● **Direction**
Your answer should be a single number: the count of lines holding the word "content".
----- Records provided
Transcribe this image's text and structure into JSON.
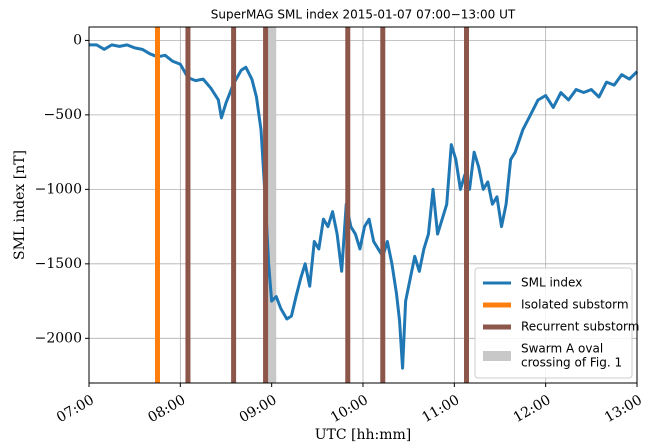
{
  "chart_data": {
    "type": "line",
    "title": "SuperMAG SML index 2015-01-07 07:00−13:00 UT",
    "xlabel": "UTC [hh:mm]",
    "ylabel": "SML index [nT]",
    "x": [
      "07:00",
      "07:05",
      "07:10",
      "07:15",
      "07:20",
      "07:25",
      "07:30",
      "07:35",
      "07:40",
      "07:45",
      "07:50",
      "07:55",
      "08:00",
      "08:05",
      "08:10",
      "08:15",
      "08:20",
      "08:25",
      "08:27",
      "08:30",
      "08:35",
      "08:40",
      "08:43",
      "08:47",
      "08:50",
      "08:53",
      "08:56",
      "08:58",
      "09:00",
      "09:03",
      "09:06",
      "09:10",
      "09:13",
      "09:16",
      "09:19",
      "09:22",
      "09:25",
      "09:28",
      "09:31",
      "09:34",
      "09:37",
      "09:40",
      "09:43",
      "09:46",
      "09:49",
      "09:52",
      "09:55",
      "09:58",
      "10:01",
      "10:04",
      "10:07",
      "10:10",
      "10:13",
      "10:16",
      "10:19",
      "10:22",
      "10:24",
      "10:26",
      "10:28",
      "10:31",
      "10:34",
      "10:37",
      "10:40",
      "10:43",
      "10:46",
      "10:49",
      "10:52",
      "10:55",
      "10:58",
      "11:01",
      "11:04",
      "11:07",
      "11:10",
      "11:13",
      "11:16",
      "11:19",
      "11:22",
      "11:25",
      "11:28",
      "11:31",
      "11:34",
      "11:37",
      "11:40",
      "11:45",
      "11:50",
      "11:55",
      "12:00",
      "12:05",
      "12:10",
      "12:15",
      "12:20",
      "12:25",
      "12:30",
      "12:35",
      "12:40",
      "12:45",
      "12:50",
      "12:55",
      "13:00"
    ],
    "series": [
      {
        "name": "SML index",
        "color": "#1f77b4",
        "values": [
          -30,
          -30,
          -60,
          -30,
          -40,
          -30,
          -50,
          -60,
          -90,
          -110,
          -100,
          -140,
          -160,
          -250,
          -270,
          -260,
          -320,
          -400,
          -520,
          -420,
          -290,
          -200,
          -180,
          -260,
          -380,
          -600,
          -1100,
          -1500,
          -1750,
          -1720,
          -1800,
          -1870,
          -1850,
          -1720,
          -1600,
          -1500,
          -1650,
          -1350,
          -1400,
          -1200,
          -1250,
          -1150,
          -1300,
          -1550,
          -1100,
          -1250,
          -1300,
          -1400,
          -1250,
          -1200,
          -1350,
          -1400,
          -1450,
          -1350,
          -1500,
          -1700,
          -1880,
          -2200,
          -1750,
          -1600,
          -1450,
          -1550,
          -1400,
          -1300,
          -1000,
          -1300,
          -1200,
          -1100,
          -700,
          -800,
          -1000,
          -900,
          -1000,
          -750,
          -850,
          -1000,
          -950,
          -1100,
          -1050,
          -1250,
          -1100,
          -800,
          -750,
          -600,
          -500,
          -400,
          -370,
          -450,
          -350,
          -400,
          -330,
          -350,
          -330,
          -380,
          -280,
          -300,
          -230,
          -260,
          -210
        ]
      }
    ],
    "markers": [
      {
        "name": "Isolated substorm",
        "color": "#ff7f0e",
        "x": [
          "07:45"
        ]
      },
      {
        "name": "Recurrent substorm",
        "color": "#8c564b",
        "x": [
          "08:05",
          "08:35",
          "08:56",
          "09:50",
          "10:13",
          "11:08"
        ]
      }
    ],
    "bands": [
      {
        "name": [
          "Swarm A oval",
          "crossing of Fig. 1"
        ],
        "color": "#c8c8c8",
        "x": [
          [
            "08:55",
            "09:03"
          ]
        ]
      }
    ],
    "xlim": [
      "07:00",
      "13:00"
    ],
    "xticks": [
      "07:00",
      "08:00",
      "09:00",
      "10:00",
      "11:00",
      "12:00",
      "13:00"
    ],
    "ylim": [
      -2300,
      90
    ],
    "yticks": [
      {
        "value": -2000,
        "label": "−2000"
      },
      {
        "value": -1500,
        "label": "−1500"
      },
      {
        "value": -1000,
        "label": "−1000"
      },
      {
        "value": -500,
        "label": "−500"
      },
      0
    ],
    "grid": true,
    "legend": "lower right"
  }
}
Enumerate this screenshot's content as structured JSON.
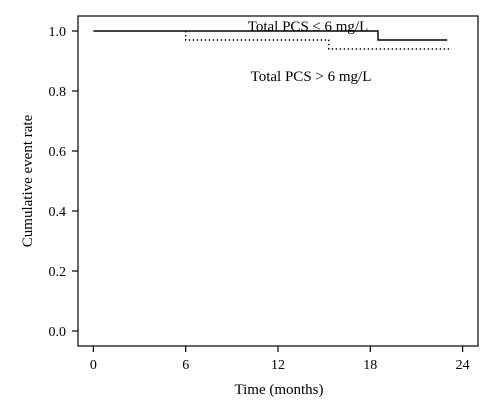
{
  "chart_data": {
    "type": "line",
    "title": "",
    "xlabel": "Time (months)",
    "ylabel": "Cumulative event rate",
    "xlim": [
      -1,
      25
    ],
    "ylim": [
      -0.05,
      1.05
    ],
    "x_ticks": [
      0,
      6,
      12,
      18,
      24
    ],
    "x_tick_labels": [
      "0",
      "6",
      "12",
      "18",
      "24"
    ],
    "y_ticks": [
      0.0,
      0.2,
      0.4,
      0.6,
      0.8,
      1.0
    ],
    "y_tick_labels": [
      "0.0",
      "0.2",
      "0.4",
      "0.6",
      "0.8",
      "1.0"
    ],
    "grid": false,
    "series": [
      {
        "name": "Total PCS ≤ 6 mg/L",
        "style": "solid",
        "color": "#000000",
        "x": [
          0,
          18.5,
          18.5,
          23
        ],
        "y": [
          1.0,
          1.0,
          0.97,
          0.97
        ]
      },
      {
        "name": "Total PCS > 6 mg/L",
        "style": "dotted",
        "color": "#000000",
        "x": [
          6,
          6,
          15.3,
          15.3,
          23.3
        ],
        "y": [
          1.0,
          0.97,
          0.97,
          0.94,
          0.94
        ]
      }
    ]
  }
}
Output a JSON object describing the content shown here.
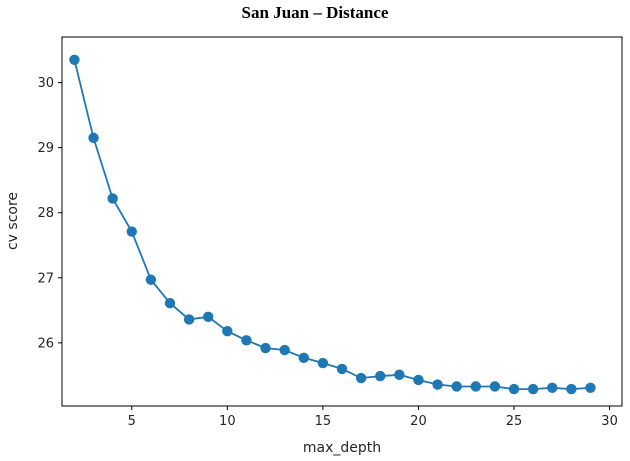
{
  "chart_data": {
    "type": "line",
    "title": "San Juan – Distance",
    "xlabel": "max_depth",
    "ylabel": "cv score",
    "xlim": [
      1.35,
      30.65
    ],
    "ylim": [
      25.03,
      30.7
    ],
    "xticks": [
      5,
      10,
      15,
      20,
      25,
      30
    ],
    "yticks": [
      26,
      27,
      28,
      29,
      30
    ],
    "grid": false,
    "color": "#1f77b4",
    "series": [
      {
        "marker": "circle",
        "x": [
          2,
          3,
          4,
          5,
          6,
          7,
          8,
          9,
          10,
          11,
          12,
          13,
          14,
          15,
          16,
          17,
          18,
          19,
          20,
          21,
          22,
          23,
          24,
          25,
          26,
          27,
          28,
          29
        ],
        "y": [
          30.35,
          29.15,
          28.22,
          27.71,
          26.97,
          26.61,
          26.36,
          26.4,
          26.18,
          26.04,
          25.92,
          25.89,
          25.77,
          25.69,
          25.6,
          25.46,
          25.49,
          25.51,
          25.43,
          25.36,
          25.33,
          25.33,
          25.33,
          25.29,
          25.29,
          25.31,
          25.29,
          25.31
        ]
      }
    ]
  }
}
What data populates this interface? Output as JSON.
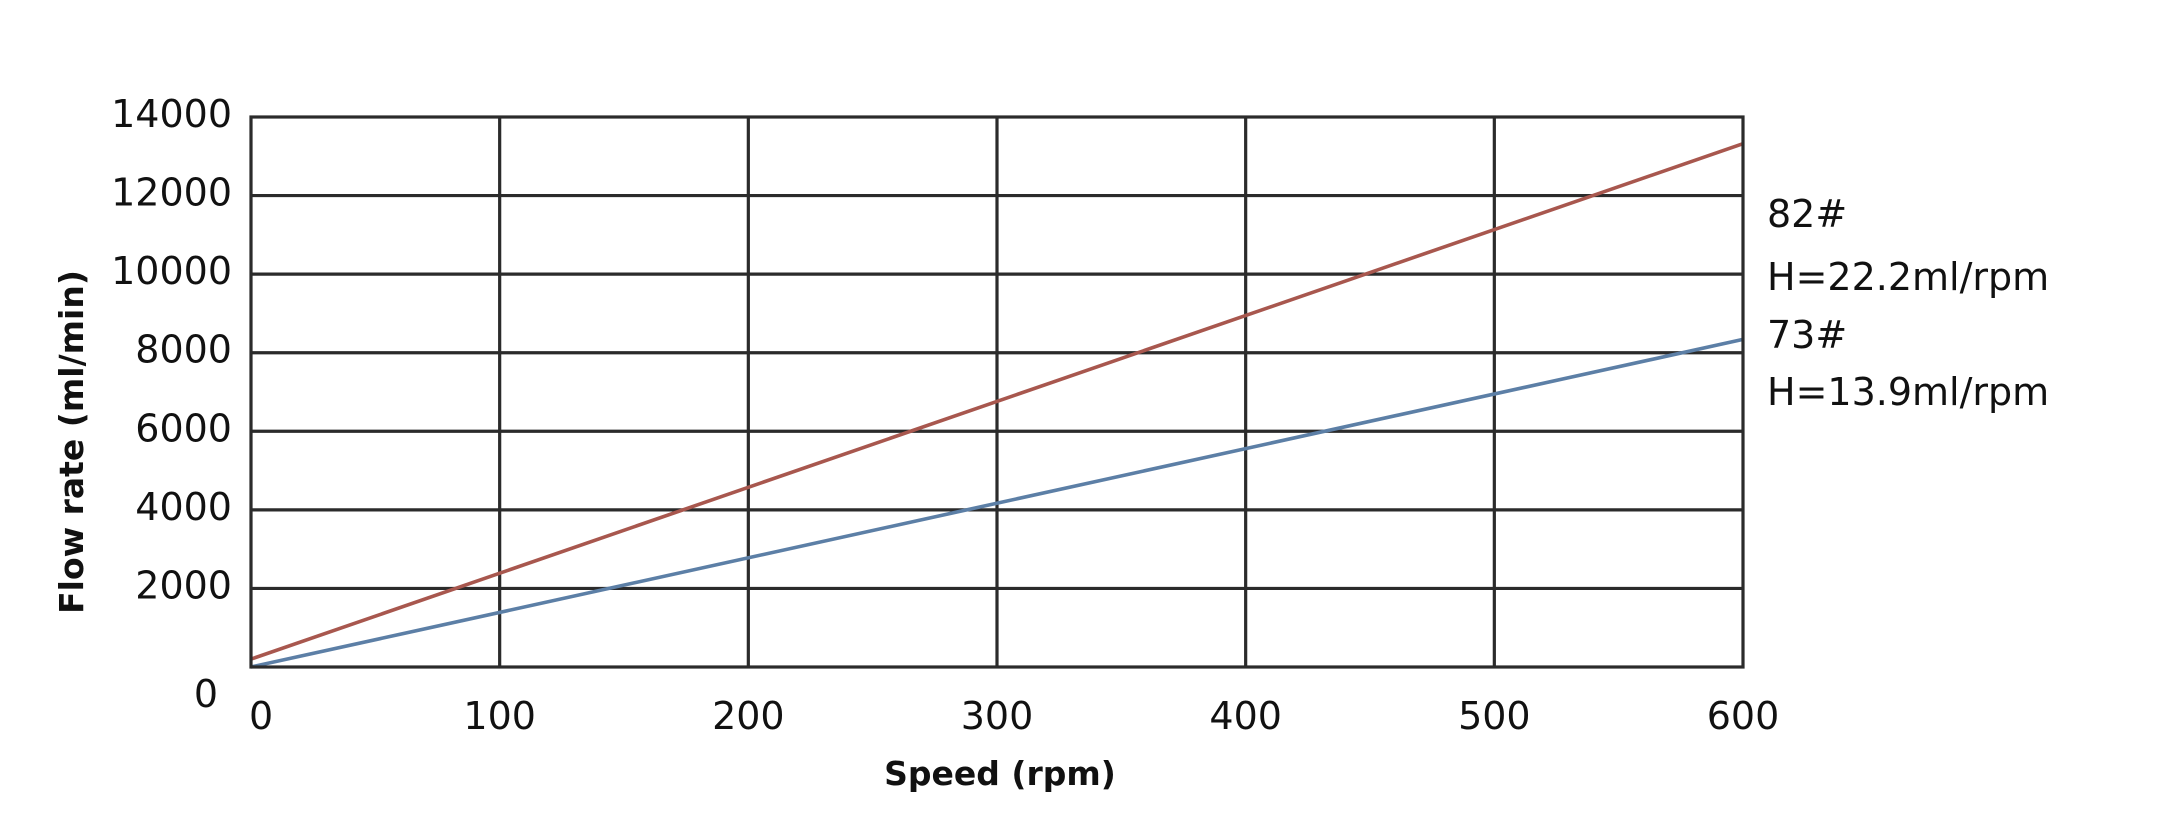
{
  "chart_data": {
    "type": "line",
    "title": "",
    "xlabel": "Speed (rpm)",
    "ylabel": "Flow rate (ml/min)",
    "xlim": [
      0,
      600
    ],
    "ylim": [
      0,
      14000
    ],
    "x_ticks": [
      0,
      100,
      200,
      300,
      400,
      500,
      600
    ],
    "y_ticks": [
      0,
      2000,
      4000,
      6000,
      8000,
      10000,
      12000,
      14000
    ],
    "x_tick_labels": [
      "0",
      "100",
      "200",
      "300",
      "400",
      "500",
      "600"
    ],
    "y_tick_labels": [
      "0",
      "2000",
      "4000",
      "6000",
      "8000",
      "10000",
      "12000",
      "14000"
    ],
    "grid": true,
    "legend_position": "right",
    "series": [
      {
        "name": "82#",
        "label_line2": "H=22.2ml/rpm",
        "color": "#a8574e",
        "x": [
          0,
          600
        ],
        "y": [
          200,
          13320
        ]
      },
      {
        "name": "73#",
        "label_line2": "H=13.9ml/rpm",
        "color": "#5c7fa6",
        "x": [
          0,
          600
        ],
        "y": [
          0,
          8340
        ]
      }
    ]
  }
}
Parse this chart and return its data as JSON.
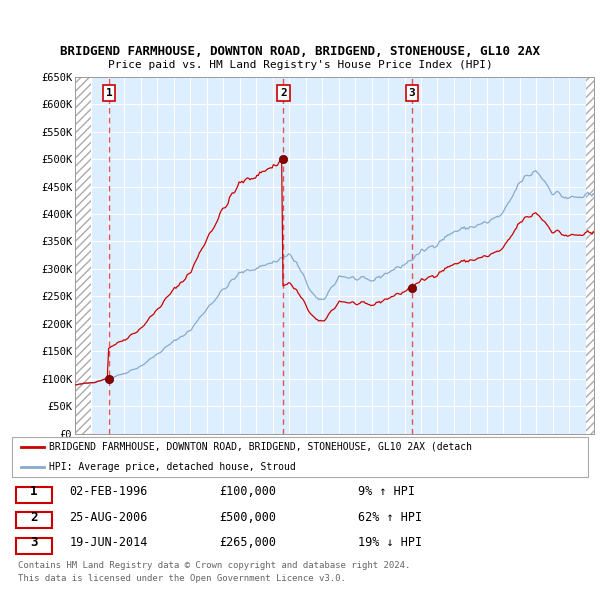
{
  "title1": "BRIDGEND FARMHOUSE, DOWNTON ROAD, BRIDGEND, STONEHOUSE, GL10 2AX",
  "title2": "Price paid vs. HM Land Registry's House Price Index (HPI)",
  "ylabel_ticks": [
    "£0",
    "£50K",
    "£100K",
    "£150K",
    "£200K",
    "£250K",
    "£300K",
    "£350K",
    "£400K",
    "£450K",
    "£500K",
    "£550K",
    "£600K",
    "£650K"
  ],
  "ytick_values": [
    0,
    50000,
    100000,
    150000,
    200000,
    250000,
    300000,
    350000,
    400000,
    450000,
    500000,
    550000,
    600000,
    650000
  ],
  "sale_dates": [
    1996.083,
    2006.646,
    2014.463
  ],
  "sale_prices": [
    100000,
    500000,
    265000
  ],
  "sale_labels": [
    "1",
    "2",
    "3"
  ],
  "red_line_color": "#cc0000",
  "blue_line_color": "#88aacc",
  "sale_marker_color": "#880000",
  "dashed_line_color": "#dd4444",
  "plot_bg_color": "#ddeeff",
  "grid_color": "#ffffff",
  "legend_label_red": "BRIDGEND FARMHOUSE, DOWNTON ROAD, BRIDGEND, STONEHOUSE, GL10 2AX (detach",
  "legend_label_blue": "HPI: Average price, detached house, Stroud",
  "table_rows": [
    [
      "1",
      "02-FEB-1996",
      "£100,000",
      "9% ↑ HPI"
    ],
    [
      "2",
      "25-AUG-2006",
      "£500,000",
      "62% ↑ HPI"
    ],
    [
      "3",
      "19-JUN-2014",
      "£265,000",
      "19% ↓ HPI"
    ]
  ],
  "footnote1": "Contains HM Land Registry data © Crown copyright and database right 2024.",
  "footnote2": "This data is licensed under the Open Government Licence v3.0.",
  "xmin": 1994.0,
  "xmax": 2025.5,
  "ymin": 0,
  "ymax": 650000,
  "data_xstart": 1995.0,
  "data_xend": 2025.0
}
----------
● **Solution below**
2